--- Short exercise ---
Write out all of the entries exactly, please.

-- start Input for this task --

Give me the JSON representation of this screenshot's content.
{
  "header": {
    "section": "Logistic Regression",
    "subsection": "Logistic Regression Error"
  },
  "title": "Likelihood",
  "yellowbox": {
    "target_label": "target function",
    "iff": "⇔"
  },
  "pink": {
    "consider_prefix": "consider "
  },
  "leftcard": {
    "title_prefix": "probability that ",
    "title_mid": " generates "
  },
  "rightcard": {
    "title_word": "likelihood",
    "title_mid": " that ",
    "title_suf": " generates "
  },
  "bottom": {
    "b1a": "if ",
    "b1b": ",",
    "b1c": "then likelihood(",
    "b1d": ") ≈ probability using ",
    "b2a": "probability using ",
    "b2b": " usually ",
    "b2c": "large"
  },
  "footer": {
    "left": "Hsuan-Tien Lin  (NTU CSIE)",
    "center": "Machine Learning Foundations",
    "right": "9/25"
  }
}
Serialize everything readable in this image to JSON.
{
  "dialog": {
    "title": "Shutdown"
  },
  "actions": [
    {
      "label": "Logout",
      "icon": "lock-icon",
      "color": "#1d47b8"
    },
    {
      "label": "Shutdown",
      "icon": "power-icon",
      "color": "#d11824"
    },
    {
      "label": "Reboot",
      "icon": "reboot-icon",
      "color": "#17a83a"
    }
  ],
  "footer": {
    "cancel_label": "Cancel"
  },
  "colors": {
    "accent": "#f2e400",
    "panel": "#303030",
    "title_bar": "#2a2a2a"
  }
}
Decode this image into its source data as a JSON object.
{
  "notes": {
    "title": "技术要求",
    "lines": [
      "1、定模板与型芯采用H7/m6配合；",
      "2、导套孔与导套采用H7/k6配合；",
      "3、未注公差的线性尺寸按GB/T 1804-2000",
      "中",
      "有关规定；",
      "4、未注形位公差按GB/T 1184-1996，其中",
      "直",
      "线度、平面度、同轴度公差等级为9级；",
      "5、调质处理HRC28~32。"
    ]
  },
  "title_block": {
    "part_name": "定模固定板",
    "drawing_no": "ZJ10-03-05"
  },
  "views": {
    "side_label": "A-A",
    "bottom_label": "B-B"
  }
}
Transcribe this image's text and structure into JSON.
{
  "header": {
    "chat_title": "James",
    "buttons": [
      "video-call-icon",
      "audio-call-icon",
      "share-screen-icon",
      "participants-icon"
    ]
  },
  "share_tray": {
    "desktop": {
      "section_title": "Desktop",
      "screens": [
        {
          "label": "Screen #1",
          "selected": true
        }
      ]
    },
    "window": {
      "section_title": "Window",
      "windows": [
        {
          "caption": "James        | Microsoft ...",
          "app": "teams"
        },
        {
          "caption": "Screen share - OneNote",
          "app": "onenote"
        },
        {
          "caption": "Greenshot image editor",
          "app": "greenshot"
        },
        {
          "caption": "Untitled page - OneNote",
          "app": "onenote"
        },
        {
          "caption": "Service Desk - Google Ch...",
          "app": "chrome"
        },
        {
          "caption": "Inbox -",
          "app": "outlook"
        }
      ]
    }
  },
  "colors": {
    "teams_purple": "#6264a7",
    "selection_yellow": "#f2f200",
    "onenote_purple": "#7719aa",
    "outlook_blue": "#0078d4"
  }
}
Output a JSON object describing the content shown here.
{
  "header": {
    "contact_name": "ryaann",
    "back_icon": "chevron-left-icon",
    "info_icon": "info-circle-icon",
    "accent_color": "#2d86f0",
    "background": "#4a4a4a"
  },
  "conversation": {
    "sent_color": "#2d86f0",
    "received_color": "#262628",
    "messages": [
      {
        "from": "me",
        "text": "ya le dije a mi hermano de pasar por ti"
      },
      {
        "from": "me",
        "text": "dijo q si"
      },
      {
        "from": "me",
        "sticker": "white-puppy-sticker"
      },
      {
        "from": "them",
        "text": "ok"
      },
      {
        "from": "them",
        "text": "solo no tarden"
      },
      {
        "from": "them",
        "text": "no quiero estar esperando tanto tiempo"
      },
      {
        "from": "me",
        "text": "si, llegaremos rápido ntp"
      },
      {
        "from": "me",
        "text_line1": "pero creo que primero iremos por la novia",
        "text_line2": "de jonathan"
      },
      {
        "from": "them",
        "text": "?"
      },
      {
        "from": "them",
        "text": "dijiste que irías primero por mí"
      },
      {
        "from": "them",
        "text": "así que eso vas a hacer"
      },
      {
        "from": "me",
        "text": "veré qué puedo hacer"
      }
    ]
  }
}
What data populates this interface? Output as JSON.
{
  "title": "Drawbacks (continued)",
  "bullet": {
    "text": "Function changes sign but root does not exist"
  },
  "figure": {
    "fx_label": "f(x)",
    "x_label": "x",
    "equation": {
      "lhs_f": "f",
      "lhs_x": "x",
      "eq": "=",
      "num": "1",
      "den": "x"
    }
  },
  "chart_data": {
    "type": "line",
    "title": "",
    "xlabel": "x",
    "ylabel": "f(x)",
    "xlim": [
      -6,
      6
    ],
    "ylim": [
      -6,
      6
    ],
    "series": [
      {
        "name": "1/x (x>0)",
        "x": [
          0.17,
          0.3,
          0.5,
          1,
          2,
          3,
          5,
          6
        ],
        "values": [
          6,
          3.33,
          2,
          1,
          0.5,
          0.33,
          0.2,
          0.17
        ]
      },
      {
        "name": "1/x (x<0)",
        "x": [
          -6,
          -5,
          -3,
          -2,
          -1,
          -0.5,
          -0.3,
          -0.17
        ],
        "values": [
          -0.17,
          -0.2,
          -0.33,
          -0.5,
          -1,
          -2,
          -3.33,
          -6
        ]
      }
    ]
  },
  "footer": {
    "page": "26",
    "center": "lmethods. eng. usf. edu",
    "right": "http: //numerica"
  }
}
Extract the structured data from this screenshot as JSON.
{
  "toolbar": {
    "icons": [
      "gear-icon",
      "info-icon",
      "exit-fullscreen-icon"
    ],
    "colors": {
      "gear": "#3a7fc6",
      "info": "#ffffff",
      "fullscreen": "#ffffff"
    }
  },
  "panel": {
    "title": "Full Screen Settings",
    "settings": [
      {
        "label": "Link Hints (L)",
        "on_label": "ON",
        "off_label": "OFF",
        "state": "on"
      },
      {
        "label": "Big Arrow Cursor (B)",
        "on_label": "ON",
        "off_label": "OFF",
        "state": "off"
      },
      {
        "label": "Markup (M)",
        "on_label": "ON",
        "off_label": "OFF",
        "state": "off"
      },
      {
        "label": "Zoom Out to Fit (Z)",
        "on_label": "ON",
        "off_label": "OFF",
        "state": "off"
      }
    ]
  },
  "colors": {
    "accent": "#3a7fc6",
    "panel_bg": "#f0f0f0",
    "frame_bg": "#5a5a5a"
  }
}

-- end Input for this task --

--- Solution for this exercise ---
Give me the JSON representation of this screenshot's content.
{
  "header": {
    "section": "Logistic Regression",
    "subsection": "Logistic Regression Error"
  },
  "title": "Likelihood",
  "yellowbox": {
    "target_label": "target function",
    "iff": "⇔"
  },
  "pink": {
    "consider_prefix": "consider "
  },
  "leftcard": {
    "title_prefix": "probability that ",
    "title_mid": " generates "
  },
  "rightcard": {
    "title_word": "likelihood",
    "title_mid": " that ",
    "title_suf": " generates "
  },
  "bottom": {
    "b1a": "if ",
    "b1b": ",",
    "b1c": "then likelihood(",
    "b1d": ") ≈ probability using ",
    "b2a": "probability using ",
    "b2b": " usually ",
    "b2c": "large"
  },
  "footer": {
    "left": "Hsuan-Tien Lin  (NTU CSIE)",
    "center": "Machine Learning Foundations",
    "right": "9/25"
  }
}
Serialize everything readable in this image to JSON.
{
  "dialog": {
    "title": "Shutdown"
  },
  "actions": [
    {
      "label": "Logout",
      "icon": "lock-icon",
      "color": "#1d47b8"
    },
    {
      "label": "Shutdown",
      "icon": "power-icon",
      "color": "#d11824"
    },
    {
      "label": "Reboot",
      "icon": "reboot-icon",
      "color": "#17a83a"
    }
  ],
  "footer": {
    "cancel_label": "Cancel"
  },
  "colors": {
    "accent": "#f2e400",
    "panel": "#303030",
    "title_bar": "#2a2a2a"
  }
}
Decode this image into its source data as a JSON object.
{
  "notes": {
    "title": "技术要求",
    "lines": [
      "1、定模板与型芯采用H7/m6配合；",
      "2、导套孔与导套采用H7/k6配合；",
      "3、未注公差的线性尺寸按GB/T 1804-2000",
      "中",
      "有关规定；",
      "4、未注形位公差按GB/T 1184-1996，其中",
      "直",
      "线度、平面度、同轴度公差等级为9级；",
      "5、调质处理HRC28~32。"
    ]
  },
  "title_block": {
    "part_name": "定模固定板",
    "drawing_no": "ZJ10-03-05"
  },
  "views": {
    "side_label": "A-A",
    "bottom_label": "B-B"
  }
}
Transcribe this image's text and structure into JSON.
{
  "header": {
    "chat_title": "James",
    "buttons": [
      "video-call-icon",
      "audio-call-icon",
      "share-screen-icon",
      "participants-icon"
    ]
  },
  "share_tray": {
    "desktop": {
      "section_title": "Desktop",
      "screens": [
        {
          "label": "Screen #1",
          "selected": true
        }
      ]
    },
    "window": {
      "section_title": "Window",
      "windows": [
        {
          "caption": "James        | Microsoft ...",
          "app": "teams"
        },
        {
          "caption": "Screen share - OneNote",
          "app": "onenote"
        },
        {
          "caption": "Greenshot image editor",
          "app": "greenshot"
        },
        {
          "caption": "Untitled page - OneNote",
          "app": "onenote"
        },
        {
          "caption": "Service Desk - Google Ch...",
          "app": "chrome"
        },
        {
          "caption": "Inbox -",
          "app": "outlook"
        }
      ]
    }
  },
  "colors": {
    "teams_purple": "#6264a7",
    "selection_yellow": "#f2f200",
    "onenote_purple": "#7719aa",
    "outlook_blue": "#0078d4"
  }
}
Output a JSON object describing the content shown here.
{
  "header": {
    "contact_name": "ryaann",
    "back_icon": "chevron-left-icon",
    "info_icon": "info-circle-icon",
    "accent_color": "#2d86f0",
    "background": "#4a4a4a"
  },
  "conversation": {
    "sent_color": "#2d86f0",
    "received_color": "#262628",
    "messages": [
      {
        "from": "me",
        "text": "ya le dije a mi hermano de pasar por ti"
      },
      {
        "from": "me",
        "text": "dijo q si"
      },
      {
        "from": "me",
        "sticker": "white-puppy-sticker"
      },
      {
        "from": "them",
        "text": "ok"
      },
      {
        "from": "them",
        "text": "solo no tarden"
      },
      {
        "from": "them",
        "text": "no quiero estar esperando tanto tiempo"
      },
      {
        "from": "me",
        "text": "si, llegaremos rápido ntp"
      },
      {
        "from": "me",
        "text_line1": "pero creo que primero iremos por la novia",
        "text_line2": "de jonathan"
      },
      {
        "from": "them",
        "text": "?"
      },
      {
        "from": "them",
        "text": "dijiste que irías primero por mí"
      },
      {
        "from": "them",
        "text": "así que eso vas a hacer"
      },
      {
        "from": "me",
        "text": "veré qué puedo hacer"
      }
    ]
  }
}
What data populates this interface? Output as JSON.
{
  "title": "Drawbacks (continued)",
  "bullet": {
    "text": "Function changes sign but root does not exist"
  },
  "figure": {
    "fx_label": "f(x)",
    "x_label": "x",
    "equation": {
      "lhs_f": "f",
      "lhs_x": "x",
      "eq": "=",
      "num": "1",
      "den": "x"
    }
  },
  "chart_data": {
    "type": "line",
    "title": "",
    "xlabel": "x",
    "ylabel": "f(x)",
    "xlim": [
      -6,
      6
    ],
    "ylim": [
      -6,
      6
    ],
    "series": [
      {
        "name": "1/x (x>0)",
        "x": [
          0.17,
          0.3,
          0.5,
          1,
          2,
          3,
          5,
          6
        ],
        "values": [
          6,
          3.33,
          2,
          1,
          0.5,
          0.33,
          0.2,
          0.17
        ]
      },
      {
        "name": "1/x (x<0)",
        "x": [
          -6,
          -5,
          -3,
          -2,
          -1,
          -0.5,
          -0.3,
          -0.17
        ],
        "values": [
          -0.17,
          -0.2,
          -0.33,
          -0.5,
          -1,
          -2,
          -3.33,
          -6
        ]
      }
    ]
  },
  "footer": {
    "page": "26",
    "center": "lmethods. eng. usf. edu",
    "right": "http: //numerica"
  }
}
Extract the structured data from this screenshot as JSON.
{
  "toolbar": {
    "icons": [
      "gear-icon",
      "info-icon",
      "exit-fullscreen-icon"
    ],
    "colors": {
      "gear": "#3a7fc6",
      "info": "#ffffff",
      "fullscreen": "#ffffff"
    }
  },
  "panel": {
    "title": "Full Screen Settings",
    "settings": [
      {
        "label": "Link Hints (L)",
        "on_label": "ON",
        "off_label": "OFF",
        "state": "on"
      },
      {
        "label": "Big Arrow Cursor (B)",
        "on_label": "ON",
        "off_label": "OFF",
        "state": "off"
      },
      {
        "label": "Markup (M)",
        "on_label": "ON",
        "off_label": "OFF",
        "state": "off"
      },
      {
        "label": "Zoom Out to Fit (Z)",
        "on_label": "ON",
        "off_label": "OFF",
        "state": "off"
      }
    ]
  },
  "colors": {
    "accent": "#3a7fc6",
    "panel_bg": "#f0f0f0",
    "frame_bg": "#5a5a5a"
  }
}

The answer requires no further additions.